[Data section start]

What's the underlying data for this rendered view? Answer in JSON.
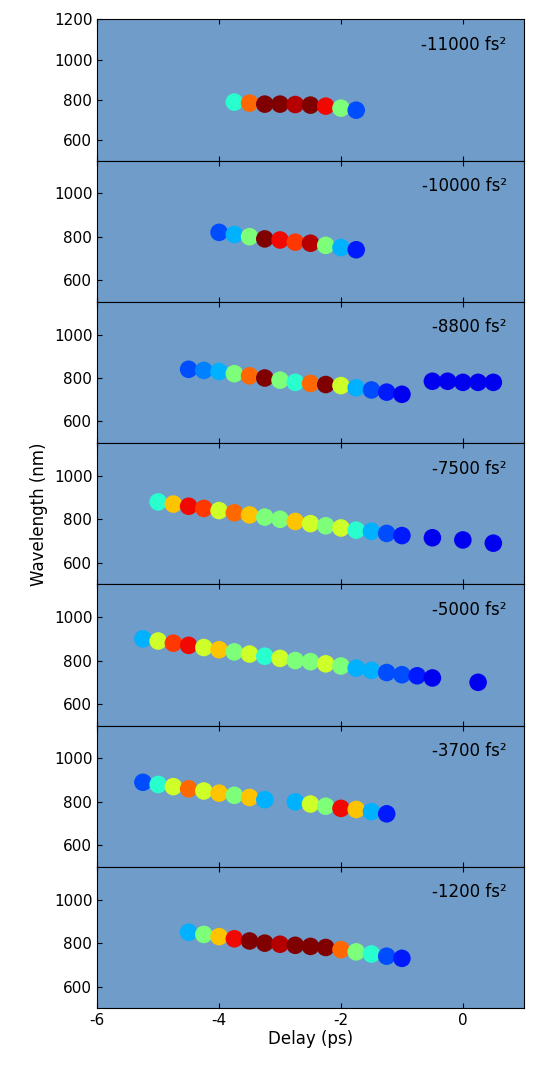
{
  "chart_data": [
    {
      "type": "scatter",
      "annotation": "-11000 fs²",
      "marker": "o",
      "tick_labels": "y",
      "x": [
        -3.75,
        -3.5,
        -3.25,
        -3.0,
        -2.75,
        -2.5,
        -2.25,
        -2.0,
        -1.75
      ],
      "y": [
        790,
        785,
        780,
        780,
        778,
        775,
        770,
        760,
        750
      ],
      "intensity": [
        0.4,
        0.8,
        1.0,
        1.0,
        0.95,
        1.0,
        0.9,
        0.5,
        0.2
      ],
      "intensity_range": [
        0,
        1
      ],
      "xlim": [
        -6,
        1
      ],
      "xticks": [
        -6,
        -4,
        -2,
        0
      ],
      "ylim": [
        500,
        1200
      ],
      "yticks": [
        600,
        800,
        1000,
        1200
      ]
    },
    {
      "type": "scatter",
      "annotation": "-10000 fs²",
      "marker": "o",
      "tick_labels": "y",
      "x": [
        -4.0,
        -3.75,
        -3.5,
        -3.25,
        -3.0,
        -2.75,
        -2.5,
        -2.25,
        -2.0,
        -1.75
      ],
      "y": [
        820,
        810,
        800,
        790,
        785,
        775,
        770,
        760,
        750,
        740
      ],
      "intensity": [
        0.2,
        0.3,
        0.5,
        1.0,
        0.9,
        0.85,
        0.95,
        0.5,
        0.3,
        0.15
      ],
      "intensity_range": [
        0,
        1
      ],
      "xlim": [
        -6,
        1
      ],
      "xticks": [
        -6,
        -4,
        -2,
        0
      ],
      "ylim": [
        500,
        1150
      ],
      "yticks": [
        600,
        800,
        1000
      ]
    },
    {
      "type": "scatter",
      "annotation": "-8800 fs²",
      "marker": "o",
      "tick_labels": "y",
      "x": [
        -4.5,
        -4.25,
        -4.0,
        -3.75,
        -3.5,
        -3.25,
        -3.0,
        -2.75,
        -2.5,
        -2.25,
        -2.0,
        -1.75,
        -1.5,
        -1.25,
        -1.0,
        -0.5,
        -0.25,
        0.0,
        0.25,
        0.5
      ],
      "y": [
        840,
        835,
        830,
        820,
        810,
        800,
        790,
        780,
        775,
        770,
        765,
        755,
        745,
        735,
        725,
        785,
        785,
        780,
        780,
        780
      ],
      "intensity": [
        0.2,
        0.25,
        0.3,
        0.5,
        0.8,
        1.0,
        0.5,
        0.4,
        0.8,
        1.0,
        0.6,
        0.3,
        0.2,
        0.15,
        0.1,
        0.1,
        0.1,
        0.1,
        0.1,
        0.1
      ],
      "intensity_range": [
        0,
        1
      ],
      "xlim": [
        -6,
        1
      ],
      "xticks": [
        -6,
        -4,
        -2,
        0
      ],
      "ylim": [
        500,
        1150
      ],
      "yticks": [
        600,
        800,
        1000
      ]
    },
    {
      "type": "scatter",
      "annotation": "-7500 fs²",
      "marker": "o",
      "tick_labels": "y",
      "ylabel": "Wavelength (nm)",
      "x": [
        -5.0,
        -4.75,
        -4.5,
        -4.25,
        -4.0,
        -3.75,
        -3.5,
        -3.25,
        -3.0,
        -2.75,
        -2.5,
        -2.25,
        -2.0,
        -1.75,
        -1.5,
        -1.25,
        -1.0,
        -0.5,
        0.0,
        0.5
      ],
      "y": [
        880,
        870,
        860,
        850,
        840,
        830,
        820,
        810,
        800,
        790,
        780,
        770,
        760,
        750,
        745,
        735,
        725,
        715,
        705,
        690
      ],
      "intensity": [
        0.4,
        0.7,
        0.9,
        0.85,
        0.6,
        0.8,
        0.7,
        0.5,
        0.5,
        0.7,
        0.6,
        0.5,
        0.6,
        0.4,
        0.3,
        0.2,
        0.15,
        0.1,
        0.1,
        0.1
      ],
      "intensity_range": [
        0,
        1
      ],
      "xlim": [
        -6,
        1
      ],
      "xticks": [
        -6,
        -4,
        -2,
        0
      ],
      "ylim": [
        500,
        1150
      ],
      "yticks": [
        600,
        800,
        1000
      ]
    },
    {
      "type": "scatter",
      "annotation": "-5000 fs²",
      "marker": "o",
      "tick_labels": "y",
      "x": [
        -5.25,
        -5.0,
        -4.75,
        -4.5,
        -4.25,
        -4.0,
        -3.75,
        -3.5,
        -3.25,
        -3.0,
        -2.75,
        -2.5,
        -2.25,
        -2.0,
        -1.75,
        -1.5,
        -1.25,
        -1.0,
        -0.75,
        -0.5,
        0.25
      ],
      "y": [
        900,
        890,
        880,
        870,
        860,
        850,
        840,
        830,
        820,
        810,
        800,
        795,
        785,
        775,
        765,
        755,
        745,
        735,
        730,
        720,
        700
      ],
      "intensity": [
        0.3,
        0.6,
        0.85,
        0.9,
        0.6,
        0.7,
        0.5,
        0.6,
        0.4,
        0.6,
        0.5,
        0.5,
        0.6,
        0.5,
        0.3,
        0.3,
        0.2,
        0.2,
        0.15,
        0.1,
        0.1
      ],
      "intensity_range": [
        0,
        1
      ],
      "xlim": [
        -6,
        1
      ],
      "xticks": [
        -6,
        -4,
        -2,
        0
      ],
      "ylim": [
        500,
        1150
      ],
      "yticks": [
        600,
        800,
        1000
      ]
    },
    {
      "type": "scatter",
      "annotation": "-3700 fs²",
      "marker": "o",
      "tick_labels": "y",
      "x": [
        -5.25,
        -5.0,
        -4.75,
        -4.5,
        -4.25,
        -4.0,
        -3.75,
        -3.5,
        -3.25,
        -2.75,
        -2.5,
        -2.25,
        -2.0,
        -1.75,
        -1.5,
        -1.25
      ],
      "y": [
        890,
        880,
        870,
        860,
        850,
        840,
        830,
        820,
        810,
        800,
        790,
        780,
        770,
        765,
        755,
        745
      ],
      "intensity": [
        0.2,
        0.4,
        0.6,
        0.8,
        0.6,
        0.7,
        0.5,
        0.7,
        0.3,
        0.3,
        0.6,
        0.5,
        0.9,
        0.7,
        0.3,
        0.15
      ],
      "intensity_range": [
        0,
        1
      ],
      "xlim": [
        -6,
        1
      ],
      "xticks": [
        -6,
        -4,
        -2,
        0
      ],
      "ylim": [
        500,
        1150
      ],
      "yticks": [
        600,
        800,
        1000
      ]
    },
    {
      "type": "scatter",
      "annotation": "-1200 fs²",
      "marker": "o",
      "xlabel": "Delay (ps)",
      "x": [
        -4.5,
        -4.25,
        -4.0,
        -3.75,
        -3.5,
        -3.25,
        -3.0,
        -2.75,
        -2.5,
        -2.25,
        -2.0,
        -1.75,
        -1.5,
        -1.25,
        -1.0
      ],
      "y": [
        850,
        840,
        830,
        820,
        810,
        800,
        795,
        790,
        785,
        780,
        770,
        760,
        750,
        740,
        730
      ],
      "intensity": [
        0.3,
        0.5,
        0.7,
        0.9,
        1.0,
        1.0,
        0.95,
        1.0,
        1.0,
        1.0,
        0.8,
        0.5,
        0.4,
        0.2,
        0.15
      ],
      "intensity_range": [
        0,
        1
      ],
      "xlim": [
        -6,
        1
      ],
      "xticks": [
        -6,
        -4,
        -2,
        0
      ],
      "ylim": [
        500,
        1150
      ],
      "yticks": [
        600,
        800,
        1000
      ]
    }
  ]
}
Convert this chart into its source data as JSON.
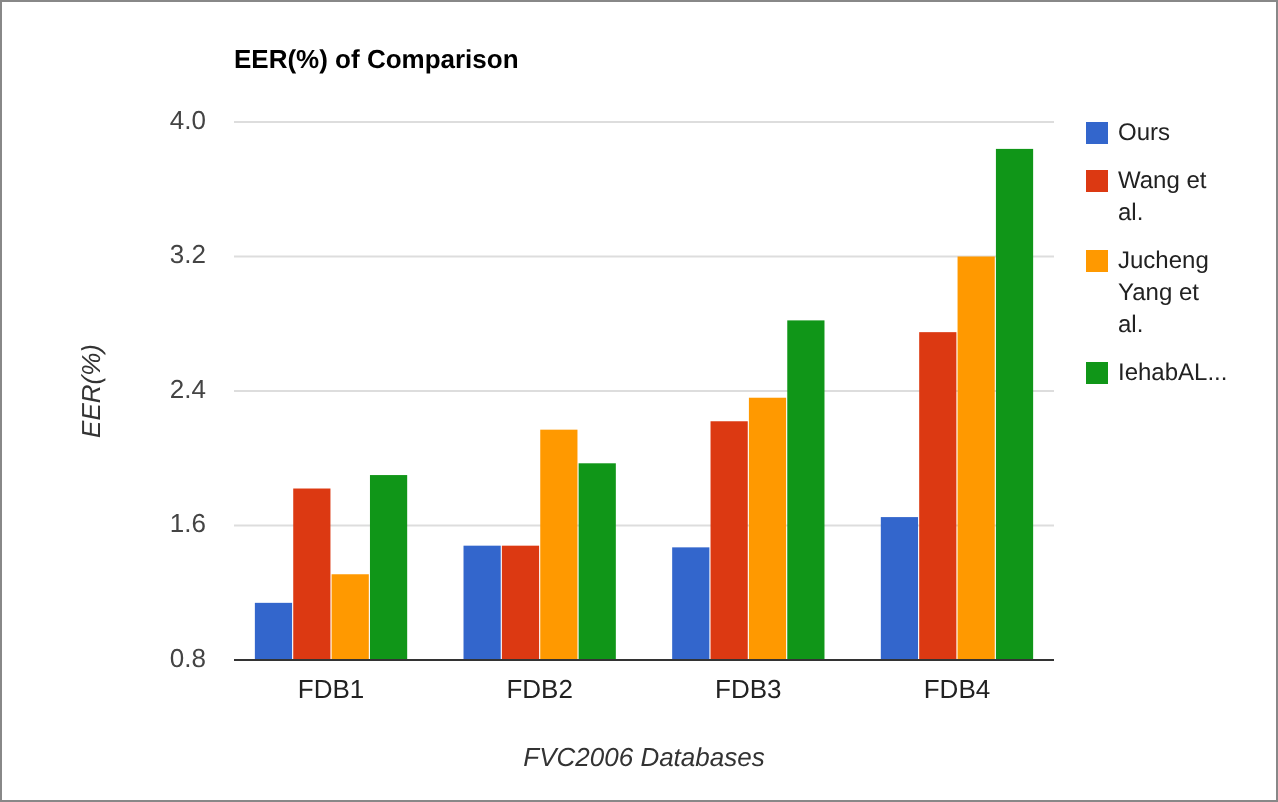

[Data section end]

• _Stated task_:
Return each line in the records that holds the string "annotation".

• _Reply to the exercise_:
      "annotation": "-11000 fs²",
      "annotation": "-10000 fs²",
      "annotation": "-8800 fs²",
      "annotation": "-7500 fs²",
      "annotation": "-5000 fs²",
      "annotation": "-3700 fs²",
      "annotation": "-1200 fs²",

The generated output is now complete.